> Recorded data
------------------------------------------------------------

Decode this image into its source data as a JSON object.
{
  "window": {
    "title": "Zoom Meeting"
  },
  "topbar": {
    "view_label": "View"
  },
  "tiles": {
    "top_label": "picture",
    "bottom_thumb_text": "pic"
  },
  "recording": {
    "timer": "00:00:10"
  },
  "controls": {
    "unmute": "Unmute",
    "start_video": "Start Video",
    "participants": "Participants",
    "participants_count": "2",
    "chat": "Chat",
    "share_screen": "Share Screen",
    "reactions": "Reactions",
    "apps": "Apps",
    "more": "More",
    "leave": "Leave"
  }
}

------------------------------------------------------------

> Required work
Each line of the material above must be retyped precisely.

> Written reply
Decode this image into its source data as a JSON object.
{
  "window": {
    "title": "Zoom Meeting"
  },
  "topbar": {
    "view_label": "View"
  },
  "tiles": {
    "top_label": "picture",
    "bottom_thumb_text": "pic"
  },
  "recording": {
    "timer": "00:00:10"
  },
  "controls": {
    "unmute": "Unmute",
    "start_video": "Start Video",
    "participants": "Participants",
    "participants_count": "2",
    "chat": "Chat",
    "share_screen": "Share Screen",
    "reactions": "Reactions",
    "apps": "Apps",
    "more": "More",
    "leave": "Leave"
  }
}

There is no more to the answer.